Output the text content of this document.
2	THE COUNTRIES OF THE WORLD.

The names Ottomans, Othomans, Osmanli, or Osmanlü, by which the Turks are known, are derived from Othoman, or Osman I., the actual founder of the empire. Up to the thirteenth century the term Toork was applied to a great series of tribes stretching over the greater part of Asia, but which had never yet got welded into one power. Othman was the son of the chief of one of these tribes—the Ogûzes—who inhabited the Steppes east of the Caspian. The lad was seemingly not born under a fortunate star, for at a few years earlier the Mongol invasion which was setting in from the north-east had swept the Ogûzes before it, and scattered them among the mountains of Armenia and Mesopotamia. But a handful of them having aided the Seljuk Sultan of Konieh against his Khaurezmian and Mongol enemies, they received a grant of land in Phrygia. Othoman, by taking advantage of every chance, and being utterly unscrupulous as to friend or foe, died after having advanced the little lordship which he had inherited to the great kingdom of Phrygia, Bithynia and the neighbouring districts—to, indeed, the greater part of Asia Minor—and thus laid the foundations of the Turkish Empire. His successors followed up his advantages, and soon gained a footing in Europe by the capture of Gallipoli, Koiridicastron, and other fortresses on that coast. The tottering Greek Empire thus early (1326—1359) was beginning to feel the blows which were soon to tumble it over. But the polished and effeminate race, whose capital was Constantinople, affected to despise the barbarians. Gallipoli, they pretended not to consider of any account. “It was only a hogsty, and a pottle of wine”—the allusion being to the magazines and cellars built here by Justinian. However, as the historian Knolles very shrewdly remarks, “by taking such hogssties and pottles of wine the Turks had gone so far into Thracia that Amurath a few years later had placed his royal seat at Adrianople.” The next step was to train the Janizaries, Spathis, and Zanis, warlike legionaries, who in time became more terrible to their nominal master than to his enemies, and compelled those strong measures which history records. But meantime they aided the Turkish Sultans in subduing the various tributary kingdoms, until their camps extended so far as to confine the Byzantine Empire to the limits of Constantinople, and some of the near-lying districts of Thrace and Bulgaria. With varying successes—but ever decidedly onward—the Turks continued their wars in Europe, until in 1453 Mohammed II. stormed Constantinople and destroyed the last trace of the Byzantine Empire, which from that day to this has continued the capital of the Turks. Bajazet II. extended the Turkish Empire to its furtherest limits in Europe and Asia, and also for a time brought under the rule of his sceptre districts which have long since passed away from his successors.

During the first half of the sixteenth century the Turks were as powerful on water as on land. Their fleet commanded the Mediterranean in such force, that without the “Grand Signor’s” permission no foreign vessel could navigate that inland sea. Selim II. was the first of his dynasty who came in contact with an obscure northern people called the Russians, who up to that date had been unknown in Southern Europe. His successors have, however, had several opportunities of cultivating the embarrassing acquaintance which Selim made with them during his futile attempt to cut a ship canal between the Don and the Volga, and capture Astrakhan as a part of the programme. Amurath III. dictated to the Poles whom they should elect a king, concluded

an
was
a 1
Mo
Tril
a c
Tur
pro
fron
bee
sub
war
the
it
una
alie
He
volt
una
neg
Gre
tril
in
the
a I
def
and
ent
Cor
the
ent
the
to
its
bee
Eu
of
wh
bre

Stated task: Return all of the entries exactly as they were supplied.

Result:
Output the text content of this document.
2	THE COUNTRIES OF THE WORLD.

The names Ottomans, Othomans, Osmanli, or Osmanlü, by which the Turks are known, are derived from Othoman, or Osman I., the actual founder of the empire. Up to the thirteenth century the term Toork was applied to a great series of tribes stretching over the greater part of Asia, but which had never yet got welded into one power. Othman was the son of the chief of one of these tribes—the Ogûzes—who inhabited the Steppes east of the Caspian. The lad was seemingly not born under a fortunate star, for at a few years earlier the Mongol invasion which was setting in from the north-east had swept the Ogûzes before it, and scattered them among the mountains of Armenia and Mesopotamia. But a handful of them having aided the Seljuk Sultan of Konieh against his Khaurezmian and Mongol enemies, they received a grant of land in Phrygia. Othoman, by taking advantage of every chance, and being utterly unscrupulous as to friend or foe, died after having advanced the little lordship which he had inherited to the great kingdom of Phrygia, Bithynia and the neighbouring districts—to, indeed, the greater part of Asia Minor—and thus laid the foundations of the Turkish Empire. His successors followed up his advantages, and soon gained a footing in Europe by the capture of Gallipoli, Koiridicastron, and other fortresses on that coast. The tottering Greek Empire thus early (1326—1359) was beginning to feel the blows which were soon to tumble it over. But the polished and effeminate race, whose capital was Constantinople, affected to despise the barbarians. Gallipoli, they pretended not to consider of any account. “It was only a hogsty, and a pottle of wine”—the allusion being to the magazines and cellars built here by Justinian. However, as the historian Knolles very shrewdly remarks, “by taking such hogssties and pottles of wine the Turks had gone so far into Thracia that Amurath a few years later had placed his royal seat at Adrianople.” The next step was to train the Janizaries, Spathis, and Zanis, warlike legionaries, who in time became more terrible to their nominal master than to his enemies, and compelled those strong measures which history records. But meantime they aided the Turkish Sultans in subduing the various tributary kingdoms, until their camps extended so far as to confine the Byzantine Empire to the limits of Constantinople, and some of the near-lying districts of Thrace and Bulgaria. With varying successes—but ever decidedly onward—the Turks continued their wars in Europe, until in 1453 Mohammed II. stormed Constantinople and destroyed the last trace of the Byzantine Empire, which from that day to this has continued the capital of the Turks. Bajazet II. extended the Turkish Empire to its furtherest limits in Europe and Asia, and also for a time brought under the rule of his sceptre districts which have long since passed away from his successors.

During the first half of the sixteenth century the Turks were as powerful on water as on land. Their fleet commanded the Mediterranean in such force, that without the “Grand Signor’s” permission no foreign vessel could navigate that inland sea. Selim II. was the first of his dynasty who came in contact with an obscure northern people called the Russians, who up to that date had been unknown in Southern Europe. His successors have, however, had several opportunities of cultivating the embarrassing acquaintance which Selim made with them during his futile attempt to cut a ship canal between the Don and the Volga, and capture Astrakhan as a part of the programme. Amurath III. dictated to the Poles whom they should elect a king, concluded

an
was
a 1
Mo
Tril
a c
Tur
pro
fron
bee
sub
war
the
it
una
alie
He
volt
una
neg
Gre
tril
in
the
a I
def
and
ent
Cor
the
ent
the
to
its
bee
Eu
of
wh
bre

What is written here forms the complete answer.